Source records
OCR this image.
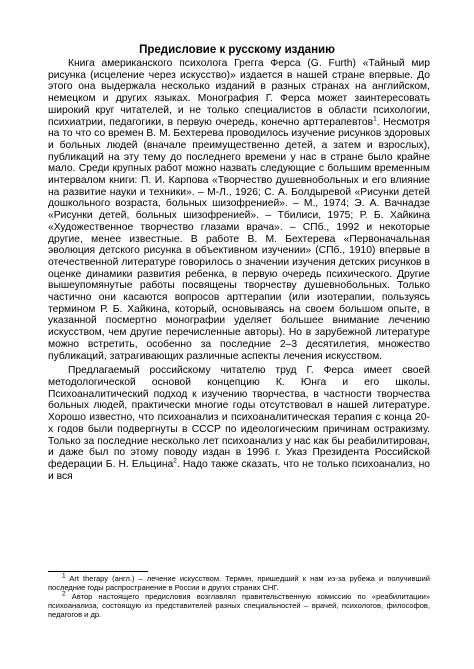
Предисловие к русскому изданию

Книга американского психолога Грегга Ферса (G. Furth) «Тайный мир рисунка (исцеление через искусство)» издается в нашей стране впервые. До этого она выдержала несколько изданий в разных странах на английском, немецком и других языках. Монография Г. Ферса может заинтересовать широкий круг читателей, и не только специалистов в области психологии, психиатрии, педагогики, в первую очередь, конечно арттерапевтов$^1$. Несмотря на то что со времен В. М. Бехтерева проводилось изучение рисунков здоровых и больных людей (вначале преимущественно детей, а затем и взрослых), публикаций на эту тему до последнего времени у нас в стране было крайне мало. Среди крупных работ можно назвать следующие с большим временным интервалом книги: П. И. Карпова «Творчество душевнобольных и его влияние на развитие науки и техники». – М-Л., 1926; С. А. Болдыревой «Рисунки детей дошкольного возраста, больных шизофренией». – М., 1974; Э. А. Вачнадзе «Рисунки детей, больных шизофренией». – Тбилиси, 1975; Р. Б. Хайкина «Художественное творчество глазами врача». – СПб., 1992 и некоторые другие, менее известные. В работе В. М. Бехтерева «Первоначальная эволюция детского рисунка в объективном изучении» (СПб., 1910) впервые в отечественной литературе говорилось о значении изучения детских рисунков в оценке динамики развития ребенка, в первую очередь психического. Другие вышеупомянутые работы посвящены творчеству душевнобольных. Только частично они касаются вопросов арттерапии (или изотерапии, пользуясь термином Р. Б. Хайкина, который, основываясь на своем большом опыте, в указанной посмертно монографии уделяет большее внимание лечению искусством, чем другие перечисленные авторы). Но в зарубежной литературе можно встретить, особенно за последние 2–3 десятилетия, множество публикаций, затрагивающих различные аспекты лечения искусством.

Предлагаемый российскому читателю труд Г. Ферса имеет своей методологической основой концепцию К. Юнга и его школы. Психоаналитический подход к изучению творчества, в частности творчества больных людей, практически многие годы отсутствовал в нашей литературе. Хорошо известно, что психоанализ и психоаналитическая терапия с конца 20-х годов были подвергнуты в СССР по идеологическим причинам остракизму. Только за последние несколько лет психоанализ у нас как бы реабилитирован, и даже был по этому поводу издан в 1996 г. Указ Президента Российской федерации Б. Н. Ельцина$^2$. Надо также сказать, что не только психоанализ, но и вся

$^1$ Art therapy (англ.) – лечение искусством. Термин, пришедший к нам из-за рубежа и получивший последние годы распространение в России и других странах СНГ.

$^2$ Автор настоящего предисловия возглавлял правительственную комиссию по «реабилитации» психоанализа, состоящую из представителей разных специальностей – врачей, психологов, философов, педагогов и др.
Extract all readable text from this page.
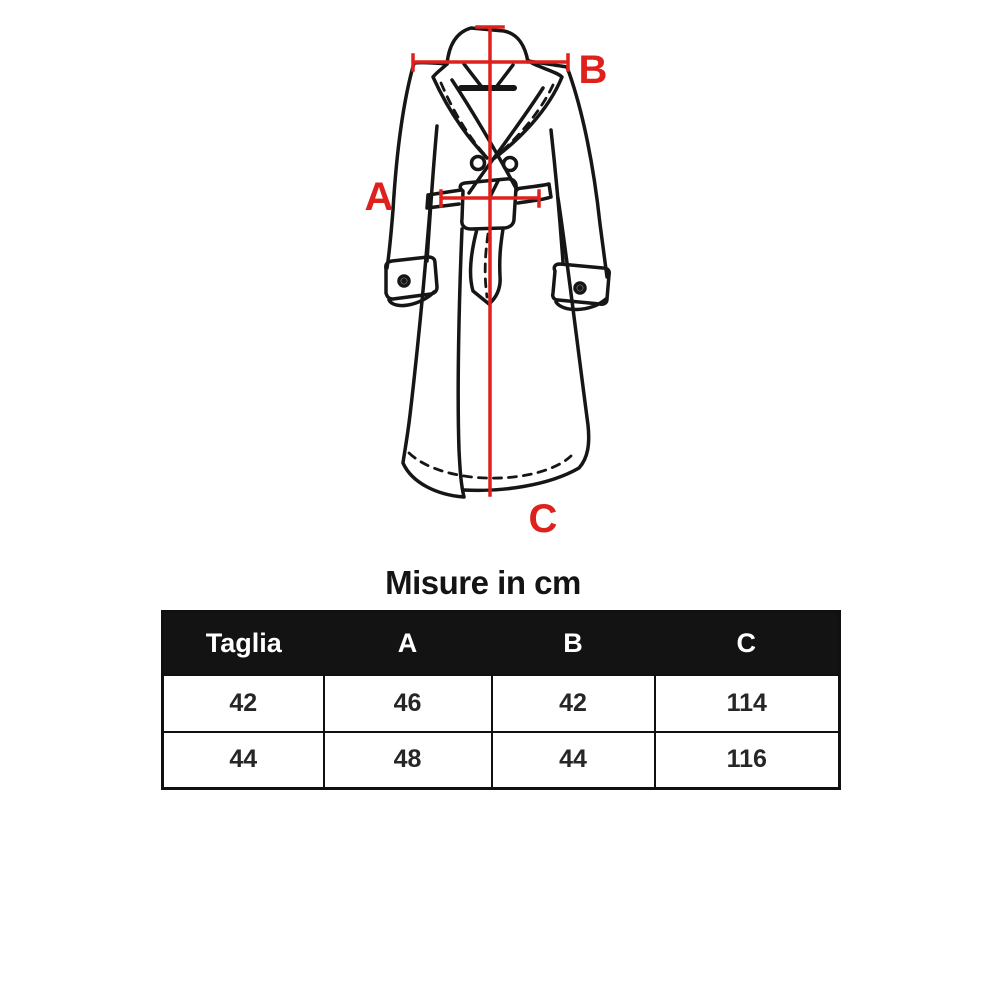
A
B
C
Misure in cm
Taglia	A	B	C
42	46	42	114
44	48	44	116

Task = Please set down each line of the data above exactly as written, without the pictures.

Task answer =
OCR this image.
Предисловие к русскому изданию

Книга американского психолога Грегга Ферса (G. Furth) «Тайный мир рисунка (исцеление через искусство)» издается в нашей стране впервые. До этого она выдержала несколько изданий в разных странах на английском, немецком и других языках. Монография Г. Ферса может заинтересовать широкий круг читателей, и не только специалистов в области психологии, психиатрии, педагогики, в первую очередь, конечно арттерапевтов$^1$. Несмотря на то что со времен В. М. Бехтерева проводилось изучение рисунков здоровых и больных людей (вначале преимущественно детей, а затем и взрослых), публикаций на эту тему до последнего времени у нас в стране было крайне мало. Среди крупных работ можно назвать следующие с большим временным интервалом книги: П. И. Карпова «Творчество душевнобольных и его влияние на развитие науки и техники». – М-Л., 1926; С. А. Болдыревой «Рисунки детей дошкольного возраста, больных шизофренией». – М., 1974; Э. А. Вачнадзе «Рисунки детей, больных шизофренией». – Тбилиси, 1975; Р. Б. Хайкина «Художественное творчество глазами врача». – СПб., 1992 и некоторые другие, менее известные. В работе В. М. Бехтерева «Первоначальная эволюция детского рисунка в объективном изучении» (СПб., 1910) впервые в отечественной литературе говорилось о значении изучения детских рисунков в оценке динамики развития ребенка, в первую очередь психического. Другие вышеупомянутые работы посвящены творчеству душевнобольных. Только частично они касаются вопросов арттерапии (или изотерапии, пользуясь термином Р. Б. Хайкина, который, основываясь на своем большом опыте, в указанной посмертно монографии уделяет большее внимание лечению искусством, чем другие перечисленные авторы). Но в зарубежной литературе можно встретить, особенно за последние 2–3 десятилетия, множество публикаций, затрагивающих различные аспекты лечения искусством.

Предлагаемый российскому читателю труд Г. Ферса имеет своей методологической основой концепцию К. Юнга и его школы. Психоаналитический подход к изучению творчества, в частности творчества больных людей, практически многие годы отсутствовал в нашей литературе. Хорошо известно, что психоанализ и психоаналитическая терапия с конца 20-х годов были подвергнуты в СССР по идеологическим причинам остракизму. Только за последние несколько лет психоанализ у нас как бы реабилитирован, и даже был по этому поводу издан в 1996 г. Указ Президента Российской федерации Б. Н. Ельцина$^2$. Надо также сказать, что не только психоанализ, но и вся

$^1$ Art therapy (англ.) – лечение искусством. Термин, пришедший к нам из-за рубежа и получивший последние годы распространение в России и других странах СНГ.

$^2$ Автор настоящего предисловия возглавлял правительственную комиссию по «реабилитации» психоанализа, состоящую из представителей разных специальностей – врачей, психологов, философов, педагогов и др.
Extract all readable text from this page.
A
B
C
Misure in cm
Taglia	A	B	C
42	46	42	114
44	48	44	116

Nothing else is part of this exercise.